Please reproduce every record, keeping each one exactly as written.

--- START ---

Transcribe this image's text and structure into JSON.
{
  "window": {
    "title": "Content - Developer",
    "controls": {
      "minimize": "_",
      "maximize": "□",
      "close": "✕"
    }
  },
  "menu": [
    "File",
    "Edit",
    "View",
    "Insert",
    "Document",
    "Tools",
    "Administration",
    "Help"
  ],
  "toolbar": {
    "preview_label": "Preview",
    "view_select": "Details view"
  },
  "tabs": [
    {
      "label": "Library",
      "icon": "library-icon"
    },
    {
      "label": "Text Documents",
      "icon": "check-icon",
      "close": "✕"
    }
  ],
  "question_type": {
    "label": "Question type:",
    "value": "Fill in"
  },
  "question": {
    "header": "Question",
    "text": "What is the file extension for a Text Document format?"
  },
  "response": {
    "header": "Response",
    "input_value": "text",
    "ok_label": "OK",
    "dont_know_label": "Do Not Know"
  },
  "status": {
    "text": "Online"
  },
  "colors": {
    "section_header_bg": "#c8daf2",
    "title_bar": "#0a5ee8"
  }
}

--- END ---

(CORRECT OUTPUT)
Transcribe this image's text and structure into JSON.
{
  "window": {
    "title": "Content - Developer",
    "controls": {
      "minimize": "_",
      "maximize": "□",
      "close": "✕"
    }
  },
  "menu": [
    "File",
    "Edit",
    "View",
    "Insert",
    "Document",
    "Tools",
    "Administration",
    "Help"
  ],
  "toolbar": {
    "preview_label": "Preview",
    "view_select": "Details view"
  },
  "tabs": [
    {
      "label": "Library",
      "icon": "library-icon"
    },
    {
      "label": "Text Documents",
      "icon": "check-icon",
      "close": "✕"
    }
  ],
  "question_type": {
    "label": "Question type:",
    "value": "Fill in"
  },
  "question": {
    "header": "Question",
    "text": "What is the file extension for a Text Document format?"
  },
  "response": {
    "header": "Response",
    "input_value": "text",
    "ok_label": "OK",
    "dont_know_label": "Do Not Know"
  },
  "status": {
    "text": "Online"
  },
  "colors": {
    "section_header_bg": "#c8daf2",
    "title_bar": "#0a5ee8"
  }
}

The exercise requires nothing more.